Policy and Political Action

Policy & Political Action

Nurses defend single-tier health care

Resource Type: 
Political Action

The Toronto Star
Mon 18 Aug 2008
Page: AA06
Section: Editorial

An edited version of a letter to federal Health Minister Tony Clement from Wendy Fucile, president of the Registered Nurses' Association of Ontario:
We are writing to you regarding your upcoming remarks to the Canadian Medical Association's annual meeting. We urge you to use this important occasion as an opportunity to stand up for the country's publicly funded health- care system.
We represent registered nurses in Ontario and they are well aware of the deep and abiding attachment citizens of this country have for our health-care system and its guiding principle of universality.
They like it because of its basic fairness and because it makes good economic sense. However, medicare is under threat in this country. The current president of the CMA, Dr. Brian Day, is a vocal proponent of privatization of our publicly funded system and the owner of a for-profit surgical facility in Vancouver.
When CMA members gather in Montreal this week, Dr. Day will pass the mantle to Dr. Robert Ouellet, another physician who owns a network of for-profit diagnostic clinics.

◆ LISTED ENTRIES ◆

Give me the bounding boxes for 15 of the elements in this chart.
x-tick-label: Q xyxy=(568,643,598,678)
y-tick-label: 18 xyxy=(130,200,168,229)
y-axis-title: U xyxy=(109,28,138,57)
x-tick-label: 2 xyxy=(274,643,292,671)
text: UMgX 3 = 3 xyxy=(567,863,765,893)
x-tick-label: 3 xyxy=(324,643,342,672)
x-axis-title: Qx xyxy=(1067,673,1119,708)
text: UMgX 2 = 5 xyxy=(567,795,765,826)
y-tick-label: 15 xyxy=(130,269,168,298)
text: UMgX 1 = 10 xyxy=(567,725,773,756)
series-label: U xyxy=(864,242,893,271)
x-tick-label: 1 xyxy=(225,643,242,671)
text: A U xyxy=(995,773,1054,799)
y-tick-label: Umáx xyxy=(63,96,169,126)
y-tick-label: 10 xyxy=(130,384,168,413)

◆ EXERCISE ◆
Proceed with the nurses' letter on single-tier health care, starting right after its final sentence. The rows were drawn from a different source than the text.

◆ EXPECTED OUTPUT ◆
We know many physicians across the country are opposed to privatization but the CMA continues to advocate for measures that would inevitably lead to more for-profit delivery in surgical centres, hospitals and clinics, and ultimately dismantle medicare.
Minister, on behalf of Ontario's nurses, we urge you and the Harper government to reject any measures that weaken medicare and facilitate two-tier health care.
To protect medicare, its principles and spirit, you must strongly enforce the Canada Health Act. We also urge you to uphold medicare by introducing policies that not only strengthen but expand our public health-care system.
Let's increase access by developing a national, publicly funded and controlled pharmacare program to cover the cost of essential drugs. Let's invest in health human resources, improved access to primary health care, continuing care, and true interdisciplinary work to solve wait times.
These are the solutions that will ensure our health-care system will be there for today and tomorrow's generations.